What this task involves: Copy each line below that includes "误服者可给服牛奶或温开水".

## start Supplied records

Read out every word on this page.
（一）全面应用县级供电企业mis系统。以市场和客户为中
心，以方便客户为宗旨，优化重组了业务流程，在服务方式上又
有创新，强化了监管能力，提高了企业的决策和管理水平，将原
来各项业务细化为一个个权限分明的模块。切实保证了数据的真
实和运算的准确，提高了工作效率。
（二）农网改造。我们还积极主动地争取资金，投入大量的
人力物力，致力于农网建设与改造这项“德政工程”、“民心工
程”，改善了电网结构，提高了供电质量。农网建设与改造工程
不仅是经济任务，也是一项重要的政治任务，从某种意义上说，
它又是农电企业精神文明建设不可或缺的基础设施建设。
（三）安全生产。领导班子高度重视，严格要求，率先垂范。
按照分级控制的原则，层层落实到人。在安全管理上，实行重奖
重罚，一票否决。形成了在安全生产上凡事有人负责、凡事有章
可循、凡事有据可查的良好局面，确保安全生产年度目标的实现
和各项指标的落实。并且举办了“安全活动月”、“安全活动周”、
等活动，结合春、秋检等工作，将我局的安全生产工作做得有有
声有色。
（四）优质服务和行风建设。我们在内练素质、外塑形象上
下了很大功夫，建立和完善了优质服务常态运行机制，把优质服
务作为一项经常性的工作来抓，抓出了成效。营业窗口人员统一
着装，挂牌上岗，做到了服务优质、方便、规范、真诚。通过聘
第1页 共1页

## end Supplied records
## start Supplied records

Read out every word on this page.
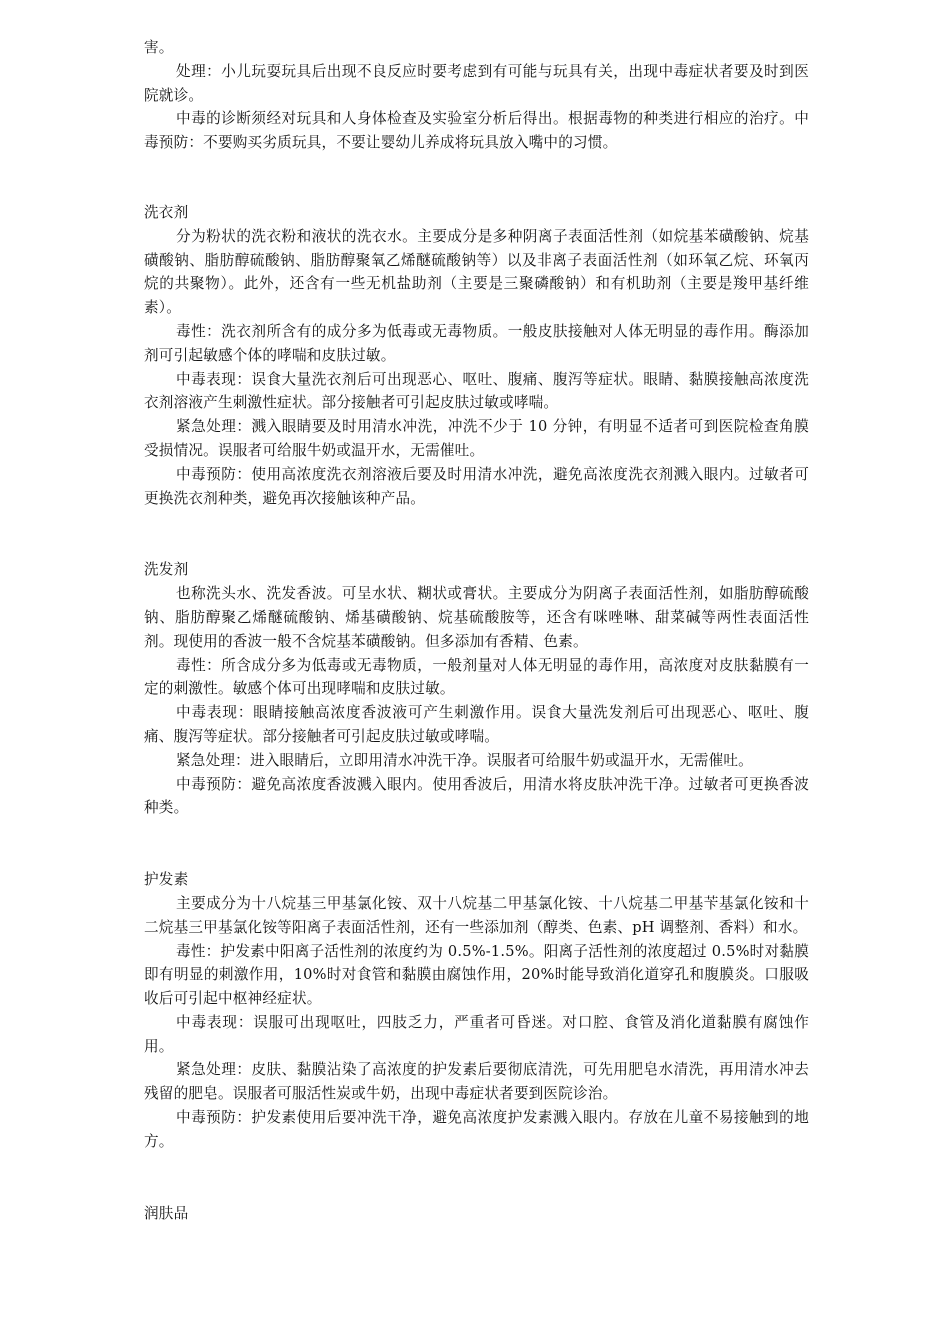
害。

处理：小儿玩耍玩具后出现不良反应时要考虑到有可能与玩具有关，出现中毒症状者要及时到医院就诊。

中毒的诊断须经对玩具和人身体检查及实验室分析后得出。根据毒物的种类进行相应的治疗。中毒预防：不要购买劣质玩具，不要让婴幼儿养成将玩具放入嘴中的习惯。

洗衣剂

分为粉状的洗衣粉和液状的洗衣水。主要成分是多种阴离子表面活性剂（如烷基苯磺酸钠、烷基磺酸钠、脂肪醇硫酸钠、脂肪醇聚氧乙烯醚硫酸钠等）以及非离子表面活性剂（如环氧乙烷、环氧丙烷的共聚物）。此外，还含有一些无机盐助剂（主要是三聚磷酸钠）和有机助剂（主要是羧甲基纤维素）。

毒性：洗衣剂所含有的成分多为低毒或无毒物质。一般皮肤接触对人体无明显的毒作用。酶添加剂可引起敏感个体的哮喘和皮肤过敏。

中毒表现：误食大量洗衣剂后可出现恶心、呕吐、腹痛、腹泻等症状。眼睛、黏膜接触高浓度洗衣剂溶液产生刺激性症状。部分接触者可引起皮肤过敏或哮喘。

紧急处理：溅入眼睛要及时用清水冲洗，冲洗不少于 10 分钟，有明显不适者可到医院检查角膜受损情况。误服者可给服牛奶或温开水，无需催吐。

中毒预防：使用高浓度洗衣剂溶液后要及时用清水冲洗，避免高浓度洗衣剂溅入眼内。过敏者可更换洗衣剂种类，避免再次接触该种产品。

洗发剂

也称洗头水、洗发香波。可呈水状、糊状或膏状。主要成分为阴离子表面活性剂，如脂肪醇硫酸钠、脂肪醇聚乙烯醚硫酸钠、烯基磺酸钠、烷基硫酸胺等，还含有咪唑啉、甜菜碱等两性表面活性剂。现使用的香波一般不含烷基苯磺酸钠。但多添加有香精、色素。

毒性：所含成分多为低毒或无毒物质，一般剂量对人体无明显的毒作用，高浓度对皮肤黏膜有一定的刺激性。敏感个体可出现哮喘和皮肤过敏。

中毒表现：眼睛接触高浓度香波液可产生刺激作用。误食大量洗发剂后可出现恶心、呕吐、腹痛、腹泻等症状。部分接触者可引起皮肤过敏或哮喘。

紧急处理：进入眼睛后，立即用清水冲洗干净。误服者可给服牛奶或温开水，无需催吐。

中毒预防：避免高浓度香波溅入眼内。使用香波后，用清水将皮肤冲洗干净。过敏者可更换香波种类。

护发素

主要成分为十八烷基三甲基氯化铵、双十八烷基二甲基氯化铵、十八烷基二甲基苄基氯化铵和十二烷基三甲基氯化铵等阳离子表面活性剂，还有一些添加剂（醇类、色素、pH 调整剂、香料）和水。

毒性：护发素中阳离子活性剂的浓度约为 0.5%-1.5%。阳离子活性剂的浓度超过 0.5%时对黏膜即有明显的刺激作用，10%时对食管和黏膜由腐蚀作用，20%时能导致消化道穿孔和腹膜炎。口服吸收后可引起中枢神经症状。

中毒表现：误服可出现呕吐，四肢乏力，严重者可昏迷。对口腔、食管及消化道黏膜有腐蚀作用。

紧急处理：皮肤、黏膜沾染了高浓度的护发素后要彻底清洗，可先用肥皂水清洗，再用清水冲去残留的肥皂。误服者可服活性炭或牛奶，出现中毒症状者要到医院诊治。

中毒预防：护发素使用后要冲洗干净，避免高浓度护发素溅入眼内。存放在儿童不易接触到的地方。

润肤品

## end Supplied records

Answer to this exercise:
紧急处理：溅入眼睛要及时用清水冲洗，冲洗不少于 10 分钟，有明显不适者可到医院检查角膜受损情况。误服者可给服牛奶或温开水，无需催吐。
紧急处理：进入眼睛后，立即用清水冲洗干净。误服者可给服牛奶或温开水，无需催吐。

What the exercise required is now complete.